Task statement:
Repeat the data word for word. Do not include the pictures.

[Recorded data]

____

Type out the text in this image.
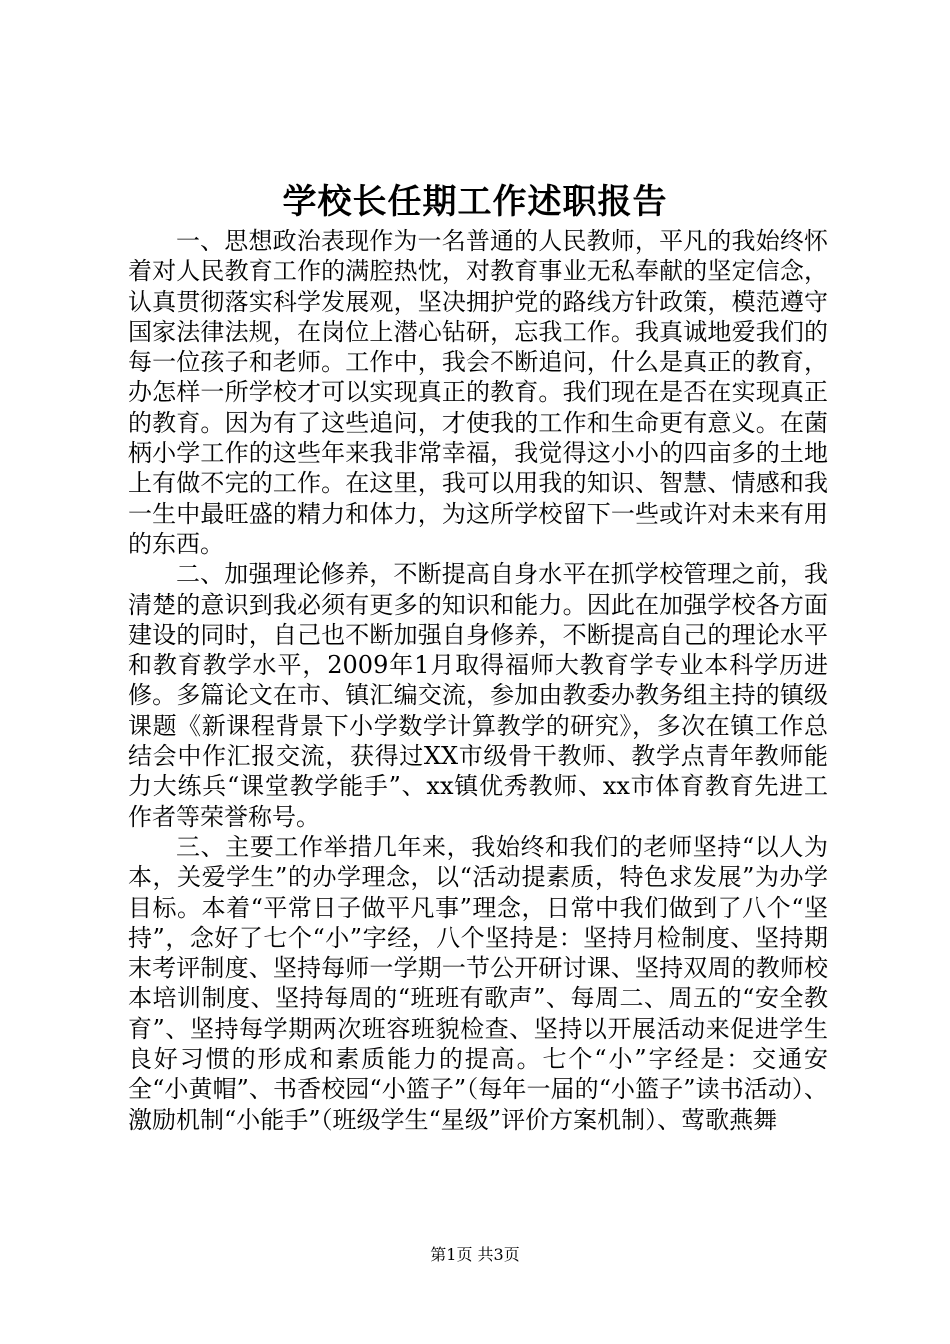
学校长任期工作述职报告

一、思想政治表现作为一名普通的人民教师，平凡的我始终怀着对人民教育工作的满腔热忱，对教育事业无私奉献的坚定信念，认真贯彻落实科学发展观，坚决拥护党的路线方针政策，模范遵守国家法律法规，在岗位上潜心钻研，忘我工作。我真诚地爱我们的每一位孩子和老师。工作中，我会不断追问，什么是真正的教育，办怎样一所学校才可以实现真正的教育。我们现在是否在实现真正的教育。因为有了这些追问，才使我的工作和生命更有意义。在菌柄小学工作的这些年来我非常幸福，我觉得这小小的四亩多的土地上有做不完的工作。在这里，我可以用我的知识、智慧、情感和我一生中最旺盛的精力和体力，为这所学校留下一些或许对未来有用的东西。

二、加强理论修养，不断提高自身水平在抓学校管理之前，我清楚的意识到我必须有更多的知识和能力。因此在加强学校各方面建设的同时，自己也不断加强自身修养，不断提高自己的理论水平和教育教学水平，2009年1月取得福师大教育学专业本科学历进修。多篇论文在市、镇汇编交流，参加由教委办教务组主持的镇级课题《新课程背景下小学数学计算教学的研究》，多次在镇工作总结会中作汇报交流，获得过XX市级骨干教师、教学点青年教师能力大练兵“课堂教学能手”、xx镇优秀教师、xx市体育教育先进工作者等荣誉称号。

三、主要工作举措几年来，我始终和我们的老师坚持“以人为本，关爱学生”的办学理念，以“活动提素质，特色求发展”为办学目标。本着“平常日子做平凡事”理念，日常中我们做到了八个“坚持”，念好了七个“小”字经，八个坚持是：坚持月检制度、坚持期末考评制度、坚持每师一学期一节公开研讨课、坚持双周的教师校本培训制度、坚持每周的“班班有歌声”、每周二、周五的“安全教育”、坚持每学期两次班容班貌检查、坚持以开展活动来促进学生良好习惯的形成和素质能力的提高。七个“小”字经是：交通安全“小黄帽”、书香校园“小篮子”（每年一届的“小篮子”读书活动）、激励机制“小能手”（班级学生“星级”评价方案机制）、莺歌燕舞

第1页 共3页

____

Response:
Type out the text in this image.
学校长任期工作述职报告

一、思想政治表现作为一名普通的人民教师，平凡的我始终怀着对人民教育工作的满腔热忱，对教育事业无私奉献的坚定信念，认真贯彻落实科学发展观，坚决拥护党的路线方针政策，模范遵守国家法律法规，在岗位上潜心钻研，忘我工作。我真诚地爱我们的每一位孩子和老师。工作中，我会不断追问，什么是真正的教育，办怎样一所学校才可以实现真正的教育。我们现在是否在实现真正的教育。因为有了这些追问，才使我的工作和生命更有意义。在菌柄小学工作的这些年来我非常幸福，我觉得这小小的四亩多的土地上有做不完的工作。在这里，我可以用我的知识、智慧、情感和我一生中最旺盛的精力和体力，为这所学校留下一些或许对未来有用的东西。

二、加强理论修养，不断提高自身水平在抓学校管理之前，我清楚的意识到我必须有更多的知识和能力。因此在加强学校各方面建设的同时，自己也不断加强自身修养，不断提高自己的理论水平和教育教学水平，2009年1月取得福师大教育学专业本科学历进修。多篇论文在市、镇汇编交流，参加由教委办教务组主持的镇级课题《新课程背景下小学数学计算教学的研究》，多次在镇工作总结会中作汇报交流，获得过XX市级骨干教师、教学点青年教师能力大练兵“课堂教学能手”、xx镇优秀教师、xx市体育教育先进工作者等荣誉称号。

三、主要工作举措几年来，我始终和我们的老师坚持“以人为本，关爱学生”的办学理念，以“活动提素质，特色求发展”为办学目标。本着“平常日子做平凡事”理念，日常中我们做到了八个“坚持”，念好了七个“小”字经，八个坚持是：坚持月检制度、坚持期末考评制度、坚持每师一学期一节公开研讨课、坚持双周的教师校本培训制度、坚持每周的“班班有歌声”、每周二、周五的“安全教育”、坚持每学期两次班容班貌检查、坚持以开展活动来促进学生良好习惯的形成和素质能力的提高。七个“小”字经是：交通安全“小黄帽”、书香校园“小篮子”（每年一届的“小篮子”读书活动）、激励机制“小能手”（班级学生“星级”评价方案机制）、莺歌燕舞

第1页 共3页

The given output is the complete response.